• _Written task_
Every line below is to be quoted exactly, with nothing added or dropped.

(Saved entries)
====================
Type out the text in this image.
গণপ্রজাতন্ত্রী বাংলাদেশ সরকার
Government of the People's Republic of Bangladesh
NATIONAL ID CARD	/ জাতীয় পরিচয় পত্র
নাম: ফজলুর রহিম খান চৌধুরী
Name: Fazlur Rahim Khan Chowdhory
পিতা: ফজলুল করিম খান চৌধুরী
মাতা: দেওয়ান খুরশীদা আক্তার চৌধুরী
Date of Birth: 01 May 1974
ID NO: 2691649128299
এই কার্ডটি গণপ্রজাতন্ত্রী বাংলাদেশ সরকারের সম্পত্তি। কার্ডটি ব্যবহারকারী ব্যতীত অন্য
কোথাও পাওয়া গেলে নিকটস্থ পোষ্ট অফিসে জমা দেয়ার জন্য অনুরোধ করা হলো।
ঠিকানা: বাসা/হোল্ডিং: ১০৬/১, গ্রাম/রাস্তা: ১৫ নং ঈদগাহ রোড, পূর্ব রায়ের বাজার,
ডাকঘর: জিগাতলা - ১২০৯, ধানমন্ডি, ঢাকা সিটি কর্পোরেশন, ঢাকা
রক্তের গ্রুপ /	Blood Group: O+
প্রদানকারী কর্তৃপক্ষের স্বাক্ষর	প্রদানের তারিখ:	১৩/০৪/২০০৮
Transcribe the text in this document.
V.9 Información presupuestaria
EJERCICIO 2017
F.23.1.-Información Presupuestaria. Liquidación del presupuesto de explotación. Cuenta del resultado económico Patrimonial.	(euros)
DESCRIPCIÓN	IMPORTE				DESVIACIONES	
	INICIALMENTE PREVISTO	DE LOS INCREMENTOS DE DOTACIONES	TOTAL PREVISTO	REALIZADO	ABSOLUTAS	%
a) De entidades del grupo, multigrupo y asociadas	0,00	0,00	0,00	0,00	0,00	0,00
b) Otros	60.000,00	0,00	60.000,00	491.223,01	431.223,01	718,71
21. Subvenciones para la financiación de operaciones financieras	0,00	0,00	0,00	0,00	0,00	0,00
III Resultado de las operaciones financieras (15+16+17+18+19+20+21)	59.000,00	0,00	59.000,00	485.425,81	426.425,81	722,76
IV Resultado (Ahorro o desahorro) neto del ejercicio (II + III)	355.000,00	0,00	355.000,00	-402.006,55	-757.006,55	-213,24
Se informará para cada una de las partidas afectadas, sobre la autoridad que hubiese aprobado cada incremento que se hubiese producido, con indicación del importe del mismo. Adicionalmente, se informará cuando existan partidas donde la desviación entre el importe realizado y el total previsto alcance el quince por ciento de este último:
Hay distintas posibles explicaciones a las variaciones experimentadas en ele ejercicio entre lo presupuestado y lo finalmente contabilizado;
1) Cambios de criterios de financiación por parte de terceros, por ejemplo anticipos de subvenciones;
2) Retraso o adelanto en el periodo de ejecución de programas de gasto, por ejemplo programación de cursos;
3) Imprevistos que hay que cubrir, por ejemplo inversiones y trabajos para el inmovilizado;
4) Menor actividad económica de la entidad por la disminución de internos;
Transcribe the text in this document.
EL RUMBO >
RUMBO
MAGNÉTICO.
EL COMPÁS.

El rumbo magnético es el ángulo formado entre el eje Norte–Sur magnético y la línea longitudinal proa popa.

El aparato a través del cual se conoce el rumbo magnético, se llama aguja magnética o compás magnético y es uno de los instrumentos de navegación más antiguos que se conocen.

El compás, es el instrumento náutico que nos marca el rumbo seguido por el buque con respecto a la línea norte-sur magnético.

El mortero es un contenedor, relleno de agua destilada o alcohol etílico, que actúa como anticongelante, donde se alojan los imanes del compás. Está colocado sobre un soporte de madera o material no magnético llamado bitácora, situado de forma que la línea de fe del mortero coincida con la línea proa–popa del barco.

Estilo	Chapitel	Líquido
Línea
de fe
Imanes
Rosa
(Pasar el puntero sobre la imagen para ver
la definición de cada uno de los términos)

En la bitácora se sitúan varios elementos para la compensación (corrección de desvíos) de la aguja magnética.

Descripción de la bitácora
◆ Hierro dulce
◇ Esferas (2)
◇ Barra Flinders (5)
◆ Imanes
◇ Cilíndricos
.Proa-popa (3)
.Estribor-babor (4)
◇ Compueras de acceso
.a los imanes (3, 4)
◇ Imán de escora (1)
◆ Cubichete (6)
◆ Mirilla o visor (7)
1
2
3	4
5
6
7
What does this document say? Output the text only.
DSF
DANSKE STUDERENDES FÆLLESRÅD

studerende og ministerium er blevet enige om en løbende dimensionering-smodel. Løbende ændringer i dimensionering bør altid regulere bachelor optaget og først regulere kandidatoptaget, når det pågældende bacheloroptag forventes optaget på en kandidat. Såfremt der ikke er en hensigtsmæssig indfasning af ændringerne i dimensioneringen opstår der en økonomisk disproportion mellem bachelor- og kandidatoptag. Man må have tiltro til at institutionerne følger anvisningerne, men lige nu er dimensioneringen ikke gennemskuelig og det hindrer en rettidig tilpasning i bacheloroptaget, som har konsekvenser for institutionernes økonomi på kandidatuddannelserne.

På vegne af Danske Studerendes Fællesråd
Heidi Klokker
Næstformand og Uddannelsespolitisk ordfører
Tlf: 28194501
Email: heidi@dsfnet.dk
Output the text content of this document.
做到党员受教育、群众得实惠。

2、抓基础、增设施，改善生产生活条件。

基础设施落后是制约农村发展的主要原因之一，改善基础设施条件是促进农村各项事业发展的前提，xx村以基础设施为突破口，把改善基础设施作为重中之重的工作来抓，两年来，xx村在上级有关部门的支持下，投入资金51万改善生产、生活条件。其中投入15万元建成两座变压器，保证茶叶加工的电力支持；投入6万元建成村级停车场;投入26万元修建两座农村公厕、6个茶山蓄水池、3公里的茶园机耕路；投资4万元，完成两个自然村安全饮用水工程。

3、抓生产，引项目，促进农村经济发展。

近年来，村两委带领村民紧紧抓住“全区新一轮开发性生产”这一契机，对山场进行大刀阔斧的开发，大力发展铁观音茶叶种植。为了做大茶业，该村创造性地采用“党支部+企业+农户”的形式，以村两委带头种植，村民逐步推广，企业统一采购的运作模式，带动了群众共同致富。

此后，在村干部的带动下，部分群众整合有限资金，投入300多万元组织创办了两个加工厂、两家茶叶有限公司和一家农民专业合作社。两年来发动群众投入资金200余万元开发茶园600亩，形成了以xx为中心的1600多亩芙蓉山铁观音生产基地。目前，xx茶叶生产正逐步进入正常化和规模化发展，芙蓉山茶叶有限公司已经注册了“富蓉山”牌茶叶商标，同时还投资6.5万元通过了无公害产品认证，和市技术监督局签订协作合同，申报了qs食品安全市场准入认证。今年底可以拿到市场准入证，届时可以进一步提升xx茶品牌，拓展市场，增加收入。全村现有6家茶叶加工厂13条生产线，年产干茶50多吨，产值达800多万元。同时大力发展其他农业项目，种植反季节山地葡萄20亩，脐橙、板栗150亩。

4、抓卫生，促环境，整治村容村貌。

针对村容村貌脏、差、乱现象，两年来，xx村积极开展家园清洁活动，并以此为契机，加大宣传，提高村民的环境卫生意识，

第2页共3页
====================
• _Response below_
Type out the text in this image.
গণপ্রজাতন্ত্রী বাংলাদেশ সরকার
Government of the People's Republic of Bangladesh
NATIONAL ID CARD	/ জাতীয় পরিচয় পত্র
নাম: ফজলুর রহিম খান চৌধুরী
Name: Fazlur Rahim Khan Chowdhory
পিতা: ফজলুল করিম খান চৌধুরী
মাতা: দেওয়ান খুরশীদা আক্তার চৌধুরী
Date of Birth: 01 May 1974
ID NO: 2691649128299
এই কার্ডটি গণপ্রজাতন্ত্রী বাংলাদেশ সরকারের সম্পত্তি। কার্ডটি ব্যবহারকারী ব্যতীত অন্য
কোথাও পাওয়া গেলে নিকটস্থ পোষ্ট অফিসে জমা দেয়ার জন্য অনুরোধ করা হলো।
ঠিকানা: বাসা/হোল্ডিং: ১০৬/১, গ্রাম/রাস্তা: ১৫ নং ঈদগাহ রোড, পূর্ব রায়ের বাজার,
ডাকঘর: জিগাতলা - ১২০৯, ধানমন্ডি, ঢাকা সিটি কর্পোরেশন, ঢাকা
রক্তের গ্রুপ /	Blood Group: O+
প্রদানকারী কর্তৃপক্ষের স্বাক্ষর	প্রদানের তারিখ:	১৩/০৪/২০০৮
Transcribe the text in this document.
V.9 Información presupuestaria
EJERCICIO 2017
F.23.1.-Información Presupuestaria. Liquidación del presupuesto de explotación. Cuenta del resultado económico Patrimonial.	(euros)
DESCRIPCIÓN	IMPORTE				DESVIACIONES	
	INICIALMENTE PREVISTO	DE LOS INCREMENTOS DE DOTACIONES	TOTAL PREVISTO	REALIZADO	ABSOLUTAS	%
a) De entidades del grupo, multigrupo y asociadas	0,00	0,00	0,00	0,00	0,00	0,00
b) Otros	60.000,00	0,00	60.000,00	491.223,01	431.223,01	718,71
21. Subvenciones para la financiación de operaciones financieras	0,00	0,00	0,00	0,00	0,00	0,00
III Resultado de las operaciones financieras (15+16+17+18+19+20+21)	59.000,00	0,00	59.000,00	485.425,81	426.425,81	722,76
IV Resultado (Ahorro o desahorro) neto del ejercicio (II + III)	355.000,00	0,00	355.000,00	-402.006,55	-757.006,55	-213,24
Se informará para cada una de las partidas afectadas, sobre la autoridad que hubiese aprobado cada incremento que se hubiese producido, con indicación del importe del mismo. Adicionalmente, se informará cuando existan partidas donde la desviación entre el importe realizado y el total previsto alcance el quince por ciento de este último:
Hay distintas posibles explicaciones a las variaciones experimentadas en ele ejercicio entre lo presupuestado y lo finalmente contabilizado;
1) Cambios de criterios de financiación por parte de terceros, por ejemplo anticipos de subvenciones;
2) Retraso o adelanto en el periodo de ejecución de programas de gasto, por ejemplo programación de cursos;
3) Imprevistos que hay que cubrir, por ejemplo inversiones y trabajos para el inmovilizado;
4) Menor actividad económica de la entidad por la disminución de internos;
Transcribe the text in this document.
EL RUMBO >
RUMBO
MAGNÉTICO.
EL COMPÁS.

El rumbo magnético es el ángulo formado entre el eje Norte–Sur magnético y la línea longitudinal proa popa.

El aparato a través del cual se conoce el rumbo magnético, se llama aguja magnética o compás magnético y es uno de los instrumentos de navegación más antiguos que se conocen.

El compás, es el instrumento náutico que nos marca el rumbo seguido por el buque con respecto a la línea norte-sur magnético.

El mortero es un contenedor, relleno de agua destilada o alcohol etílico, que actúa como anticongelante, donde se alojan los imanes del compás. Está colocado sobre un soporte de madera o material no magnético llamado bitácora, situado de forma que la línea de fe del mortero coincida con la línea proa–popa del barco.

Estilo	Chapitel	Líquido
Línea
de fe
Imanes
Rosa
(Pasar el puntero sobre la imagen para ver
la definición de cada uno de los términos)

En la bitácora se sitúan varios elementos para la compensación (corrección de desvíos) de la aguja magnética.

Descripción de la bitácora
◆ Hierro dulce
◇ Esferas (2)
◇ Barra Flinders (5)
◆ Imanes
◇ Cilíndricos
.Proa-popa (3)
.Estribor-babor (4)
◇ Compueras de acceso
.a los imanes (3, 4)
◇ Imán de escora (1)
◆ Cubichete (6)
◆ Mirilla o visor (7)
1
2
3	4
5
6
7
What does this document say? Output the text only.
DSF
DANSKE STUDERENDES FÆLLESRÅD

studerende og ministerium er blevet enige om en løbende dimensionering-smodel. Løbende ændringer i dimensionering bør altid regulere bachelor optaget og først regulere kandidatoptaget, når det pågældende bacheloroptag forventes optaget på en kandidat. Såfremt der ikke er en hensigtsmæssig indfasning af ændringerne i dimensioneringen opstår der en økonomisk disproportion mellem bachelor- og kandidatoptag. Man må have tiltro til at institutionerne følger anvisningerne, men lige nu er dimensioneringen ikke gennemskuelig og det hindrer en rettidig tilpasning i bacheloroptaget, som har konsekvenser for institutionernes økonomi på kandidatuddannelserne.

På vegne af Danske Studerendes Fællesråd
Heidi Klokker
Næstformand og Uddannelsespolitisk ordfører
Tlf: 28194501
Email: heidi@dsfnet.dk
Output the text content of this document.
做到党员受教育、群众得实惠。

2、抓基础、增设施，改善生产生活条件。

基础设施落后是制约农村发展的主要原因之一，改善基础设施条件是促进农村各项事业发展的前提，xx村以基础设施为突破口，把改善基础设施作为重中之重的工作来抓，两年来，xx村在上级有关部门的支持下，投入资金51万改善生产、生活条件。其中投入15万元建成两座变压器，保证茶叶加工的电力支持；投入6万元建成村级停车场;投入26万元修建两座农村公厕、6个茶山蓄水池、3公里的茶园机耕路；投资4万元，完成两个自然村安全饮用水工程。

3、抓生产，引项目，促进农村经济发展。

近年来，村两委带领村民紧紧抓住“全区新一轮开发性生产”这一契机，对山场进行大刀阔斧的开发，大力发展铁观音茶叶种植。为了做大茶业，该村创造性地采用“党支部+企业+农户”的形式，以村两委带头种植，村民逐步推广，企业统一采购的运作模式，带动了群众共同致富。

此后，在村干部的带动下，部分群众整合有限资金，投入300多万元组织创办了两个加工厂、两家茶叶有限公司和一家农民专业合作社。两年来发动群众投入资金200余万元开发茶园600亩，形成了以xx为中心的1600多亩芙蓉山铁观音生产基地。目前，xx茶叶生产正逐步进入正常化和规模化发展，芙蓉山茶叶有限公司已经注册了“富蓉山”牌茶叶商标，同时还投资6.5万元通过了无公害产品认证，和市技术监督局签订协作合同，申报了qs食品安全市场准入认证。今年底可以拿到市场准入证，届时可以进一步提升xx茶品牌，拓展市场，增加收入。全村现有6家茶叶加工厂13条生产线，年产干茶50多吨，产值达800多万元。同时大力发展其他农业项目，种植反季节山地葡萄20亩，脐橙、板栗150亩。

4、抓卫生，促环境，整治村容村貌。

针对村容村貌脏、差、乱现象，两年来，xx村积极开展家园清洁活动，并以此为契机，加大宣传，提高村民的环境卫生意识，

第2页共3页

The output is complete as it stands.